§ Written problem: Your task is to retype each line of the data below exactly.

────────────────────

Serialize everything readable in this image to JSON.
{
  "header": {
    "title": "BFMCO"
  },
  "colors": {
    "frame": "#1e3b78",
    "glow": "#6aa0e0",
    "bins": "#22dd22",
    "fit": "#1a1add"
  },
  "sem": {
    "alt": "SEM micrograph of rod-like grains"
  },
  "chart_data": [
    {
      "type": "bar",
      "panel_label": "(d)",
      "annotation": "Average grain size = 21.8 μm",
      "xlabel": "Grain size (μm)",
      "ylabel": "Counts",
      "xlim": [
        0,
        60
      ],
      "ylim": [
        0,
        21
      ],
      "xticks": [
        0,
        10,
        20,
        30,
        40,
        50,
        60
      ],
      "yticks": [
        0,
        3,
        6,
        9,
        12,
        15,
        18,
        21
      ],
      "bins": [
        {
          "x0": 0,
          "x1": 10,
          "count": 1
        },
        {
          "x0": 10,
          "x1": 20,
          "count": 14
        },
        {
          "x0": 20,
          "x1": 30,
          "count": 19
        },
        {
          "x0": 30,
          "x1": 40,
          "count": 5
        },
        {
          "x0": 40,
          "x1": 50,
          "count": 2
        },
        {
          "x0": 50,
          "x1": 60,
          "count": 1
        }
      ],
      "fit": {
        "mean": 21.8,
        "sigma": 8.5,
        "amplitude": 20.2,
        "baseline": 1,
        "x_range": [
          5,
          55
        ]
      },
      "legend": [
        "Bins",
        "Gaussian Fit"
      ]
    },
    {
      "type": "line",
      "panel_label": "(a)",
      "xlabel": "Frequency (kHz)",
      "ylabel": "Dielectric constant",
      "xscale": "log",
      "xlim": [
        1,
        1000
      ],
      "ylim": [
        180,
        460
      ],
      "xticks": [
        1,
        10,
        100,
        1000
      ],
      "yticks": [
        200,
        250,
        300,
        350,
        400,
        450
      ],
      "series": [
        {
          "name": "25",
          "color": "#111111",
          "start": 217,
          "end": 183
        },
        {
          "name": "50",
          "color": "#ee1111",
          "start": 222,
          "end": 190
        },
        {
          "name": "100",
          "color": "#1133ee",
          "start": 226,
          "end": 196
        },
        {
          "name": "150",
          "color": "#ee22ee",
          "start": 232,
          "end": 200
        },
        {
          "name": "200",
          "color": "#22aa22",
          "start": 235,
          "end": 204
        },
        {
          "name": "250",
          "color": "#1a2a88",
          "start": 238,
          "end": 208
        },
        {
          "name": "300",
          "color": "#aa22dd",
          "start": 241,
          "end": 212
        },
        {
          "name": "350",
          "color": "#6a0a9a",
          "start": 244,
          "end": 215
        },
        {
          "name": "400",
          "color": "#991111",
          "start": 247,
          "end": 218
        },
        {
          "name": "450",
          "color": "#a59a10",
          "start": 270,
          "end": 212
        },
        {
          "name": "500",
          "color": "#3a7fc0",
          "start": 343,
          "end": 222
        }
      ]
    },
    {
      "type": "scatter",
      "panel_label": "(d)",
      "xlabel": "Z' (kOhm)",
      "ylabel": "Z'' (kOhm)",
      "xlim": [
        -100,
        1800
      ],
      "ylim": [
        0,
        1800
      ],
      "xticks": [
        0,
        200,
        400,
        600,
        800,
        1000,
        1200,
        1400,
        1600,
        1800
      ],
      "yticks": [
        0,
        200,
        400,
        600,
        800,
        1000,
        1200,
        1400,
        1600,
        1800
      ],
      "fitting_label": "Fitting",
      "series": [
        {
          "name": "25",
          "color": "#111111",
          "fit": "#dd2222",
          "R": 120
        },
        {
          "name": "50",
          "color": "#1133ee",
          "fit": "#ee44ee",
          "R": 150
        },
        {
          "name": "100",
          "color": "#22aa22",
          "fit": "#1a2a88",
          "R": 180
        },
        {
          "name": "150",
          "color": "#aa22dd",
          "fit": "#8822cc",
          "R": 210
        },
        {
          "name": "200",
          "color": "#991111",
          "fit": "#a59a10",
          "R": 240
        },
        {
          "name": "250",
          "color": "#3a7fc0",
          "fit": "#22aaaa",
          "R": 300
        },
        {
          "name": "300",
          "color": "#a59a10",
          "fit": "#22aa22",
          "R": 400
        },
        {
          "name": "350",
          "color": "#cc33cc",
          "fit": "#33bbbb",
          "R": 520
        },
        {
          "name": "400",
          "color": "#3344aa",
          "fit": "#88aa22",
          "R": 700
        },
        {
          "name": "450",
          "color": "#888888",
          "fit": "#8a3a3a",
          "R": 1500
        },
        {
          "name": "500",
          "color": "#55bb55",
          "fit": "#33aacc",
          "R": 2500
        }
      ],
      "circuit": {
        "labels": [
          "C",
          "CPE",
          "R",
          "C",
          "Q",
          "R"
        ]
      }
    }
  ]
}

────────────────────

§ Completed exercise:
Serialize everything readable in this image to JSON.
{
  "header": {
    "title": "BFMCO"
  },
  "colors": {
    "frame": "#1e3b78",
    "glow": "#6aa0e0",
    "bins": "#22dd22",
    "fit": "#1a1add"
  },
  "sem": {
    "alt": "SEM micrograph of rod-like grains"
  },
  "chart_data": [
    {
      "type": "bar",
      "panel_label": "(d)",
      "annotation": "Average grain size = 21.8 μm",
      "xlabel": "Grain size (μm)",
      "ylabel": "Counts",
      "xlim": [
        0,
        60
      ],
      "ylim": [
        0,
        21
      ],
      "xticks": [
        0,
        10,
        20,
        30,
        40,
        50,
        60
      ],
      "yticks": [
        0,
        3,
        6,
        9,
        12,
        15,
        18,
        21
      ],
      "bins": [
        {
          "x0": 0,
          "x1": 10,
          "count": 1
        },
        {
          "x0": 10,
          "x1": 20,
          "count": 14
        },
        {
          "x0": 20,
          "x1": 30,
          "count": 19
        },
        {
          "x0": 30,
          "x1": 40,
          "count": 5
        },
        {
          "x0": 40,
          "x1": 50,
          "count": 2
        },
        {
          "x0": 50,
          "x1": 60,
          "count": 1
        }
      ],
      "fit": {
        "mean": 21.8,
        "sigma": 8.5,
        "amplitude": 20.2,
        "baseline": 1,
        "x_range": [
          5,
          55
        ]
      },
      "legend": [
        "Bins",
        "Gaussian Fit"
      ]
    },
    {
      "type": "line",
      "panel_label": "(a)",
      "xlabel": "Frequency (kHz)",
      "ylabel": "Dielectric constant",
      "xscale": "log",
      "xlim": [
        1,
        1000
      ],
      "ylim": [
        180,
        460
      ],
      "xticks": [
        1,
        10,
        100,
        1000
      ],
      "yticks": [
        200,
        250,
        300,
        350,
        400,
        450
      ],
      "series": [
        {
          "name": "25",
          "color": "#111111",
          "start": 217,
          "end": 183
        },
        {
          "name": "50",
          "color": "#ee1111",
          "start": 222,
          "end": 190
        },
        {
          "name": "100",
          "color": "#1133ee",
          "start": 226,
          "end": 196
        },
        {
          "name": "150",
          "color": "#ee22ee",
          "start": 232,
          "end": 200
        },
        {
          "name": "200",
          "color": "#22aa22",
          "start": 235,
          "end": 204
        },
        {
          "name": "250",
          "color": "#1a2a88",
          "start": 238,
          "end": 208
        },
        {
          "name": "300",
          "color": "#aa22dd",
          "start": 241,
          "end": 212
        },
        {
          "name": "350",
          "color": "#6a0a9a",
          "start": 244,
          "end": 215
        },
        {
          "name": "400",
          "color": "#991111",
          "start": 247,
          "end": 218
        },
        {
          "name": "450",
          "color": "#a59a10",
          "start": 270,
          "end": 212
        },
        {
          "name": "500",
          "color": "#3a7fc0",
          "start": 343,
          "end": 222
        }
      ]
    },
    {
      "type": "scatter",
      "panel_label": "(d)",
      "xlabel": "Z' (kOhm)",
      "ylabel": "Z'' (kOhm)",
      "xlim": [
        -100,
        1800
      ],
      "ylim": [
        0,
        1800
      ],
      "xticks": [
        0,
        200,
        400,
        600,
        800,
        1000,
        1200,
        1400,
        1600,
        1800
      ],
      "yticks": [
        0,
        200,
        400,
        600,
        800,
        1000,
        1200,
        1400,
        1600,
        1800
      ],
      "fitting_label": "Fitting",
      "series": [
        {
          "name": "25",
          "color": "#111111",
          "fit": "#dd2222",
          "R": 120
        },
        {
          "name": "50",
          "color": "#1133ee",
          "fit": "#ee44ee",
          "R": 150
        },
        {
          "name": "100",
          "color": "#22aa22",
          "fit": "#1a2a88",
          "R": 180
        },
        {
          "name": "150",
          "color": "#aa22dd",
          "fit": "#8822cc",
          "R": 210
        },
        {
          "name": "200",
          "color": "#991111",
          "fit": "#a59a10",
          "R": 240
        },
        {
          "name": "250",
          "color": "#3a7fc0",
          "fit": "#22aaaa",
          "R": 300
        },
        {
          "name": "300",
          "color": "#a59a10",
          "fit": "#22aa22",
          "R": 400
        },
        {
          "name": "350",
          "color": "#cc33cc",
          "fit": "#33bbbb",
          "R": 520
        },
        {
          "name": "400",
          "color": "#3344aa",
          "fit": "#88aa22",
          "R": 700
        },
        {
          "name": "450",
          "color": "#888888",
          "fit": "#8a3a3a",
          "R": 1500
        },
        {
          "name": "500",
          "color": "#55bb55",
          "fit": "#33aacc",
          "R": 2500
        }
      ],
      "circuit": {
        "labels": [
          "C",
          "CPE",
          "R",
          "C",
          "Q",
          "R"
        ]
      }
    }
  ]
}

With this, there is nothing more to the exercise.